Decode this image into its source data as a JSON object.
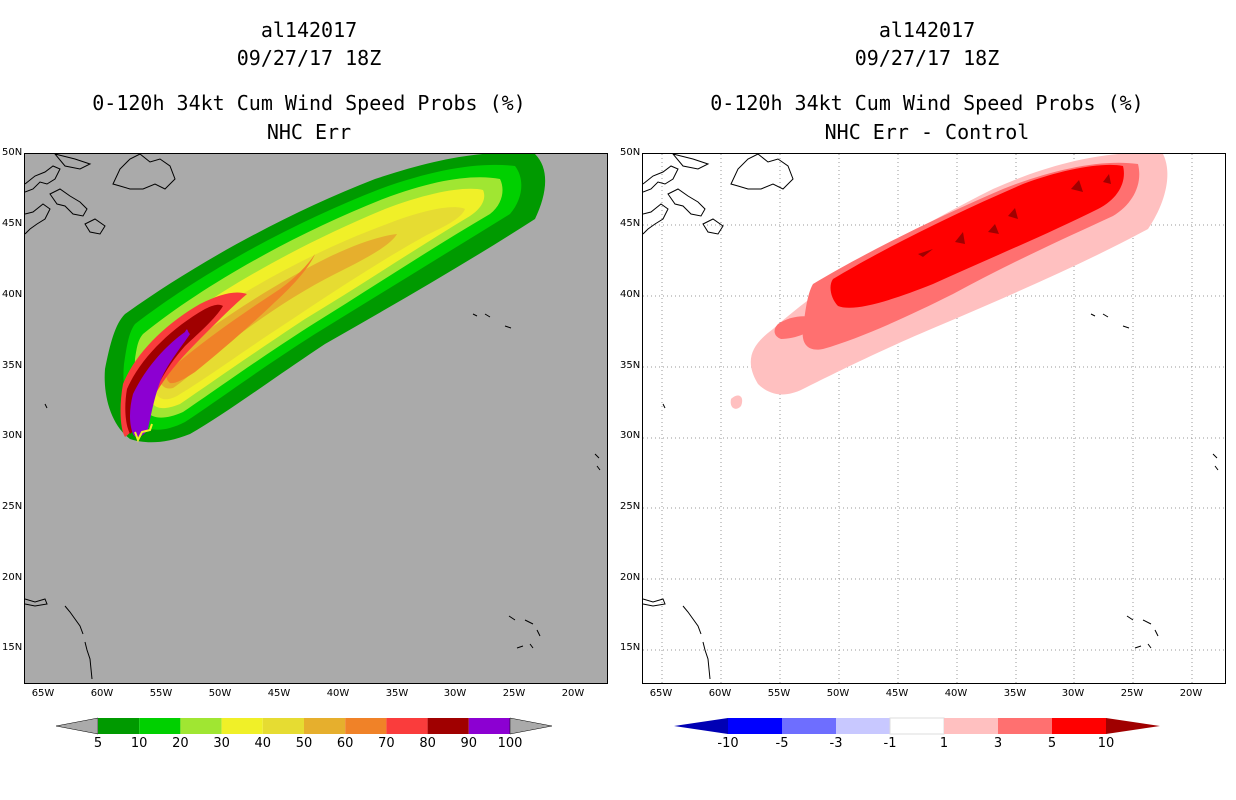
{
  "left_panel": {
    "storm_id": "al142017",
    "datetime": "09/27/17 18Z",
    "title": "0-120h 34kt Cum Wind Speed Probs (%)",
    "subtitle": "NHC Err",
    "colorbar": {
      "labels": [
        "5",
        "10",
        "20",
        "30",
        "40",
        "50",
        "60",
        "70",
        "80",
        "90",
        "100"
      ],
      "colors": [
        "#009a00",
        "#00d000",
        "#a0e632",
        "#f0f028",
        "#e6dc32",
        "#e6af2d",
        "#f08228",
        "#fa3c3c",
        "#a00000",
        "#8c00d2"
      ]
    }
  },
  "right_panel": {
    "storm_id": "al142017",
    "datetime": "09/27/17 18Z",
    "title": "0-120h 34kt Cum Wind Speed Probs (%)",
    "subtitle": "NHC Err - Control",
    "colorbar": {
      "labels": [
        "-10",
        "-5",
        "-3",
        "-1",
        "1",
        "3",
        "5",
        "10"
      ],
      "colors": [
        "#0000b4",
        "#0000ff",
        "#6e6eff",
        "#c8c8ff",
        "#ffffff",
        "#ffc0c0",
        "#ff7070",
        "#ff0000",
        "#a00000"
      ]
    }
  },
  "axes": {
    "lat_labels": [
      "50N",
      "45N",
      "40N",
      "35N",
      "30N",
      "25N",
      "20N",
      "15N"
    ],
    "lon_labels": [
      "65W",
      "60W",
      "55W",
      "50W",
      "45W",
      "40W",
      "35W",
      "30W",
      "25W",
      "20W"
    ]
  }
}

# # # # # # #

■ **Exercise task**:
Every record must be copied exactly, with the pictures left out.

■ **Correct result**:
Decode this image into its source data as a JSON object.
{
  "left_panel": {
    "storm_id": "al142017",
    "datetime": "09/27/17 18Z",
    "title": "0-120h 34kt Cum Wind Speed Probs (%)",
    "subtitle": "NHC Err",
    "colorbar": {
      "labels": [
        "5",
        "10",
        "20",
        "30",
        "40",
        "50",
        "60",
        "70",
        "80",
        "90",
        "100"
      ],
      "colors": [
        "#009a00",
        "#00d000",
        "#a0e632",
        "#f0f028",
        "#e6dc32",
        "#e6af2d",
        "#f08228",
        "#fa3c3c",
        "#a00000",
        "#8c00d2"
      ]
    }
  },
  "right_panel": {
    "storm_id": "al142017",
    "datetime": "09/27/17 18Z",
    "title": "0-120h 34kt Cum Wind Speed Probs (%)",
    "subtitle": "NHC Err - Control",
    "colorbar": {
      "labels": [
        "-10",
        "-5",
        "-3",
        "-1",
        "1",
        "3",
        "5",
        "10"
      ],
      "colors": [
        "#0000b4",
        "#0000ff",
        "#6e6eff",
        "#c8c8ff",
        "#ffffff",
        "#ffc0c0",
        "#ff7070",
        "#ff0000",
        "#a00000"
      ]
    }
  },
  "axes": {
    "lat_labels": [
      "50N",
      "45N",
      "40N",
      "35N",
      "30N",
      "25N",
      "20N",
      "15N"
    ],
    "lon_labels": [
      "65W",
      "60W",
      "55W",
      "50W",
      "45W",
      "40W",
      "35W",
      "30W",
      "25W",
      "20W"
    ]
  }
}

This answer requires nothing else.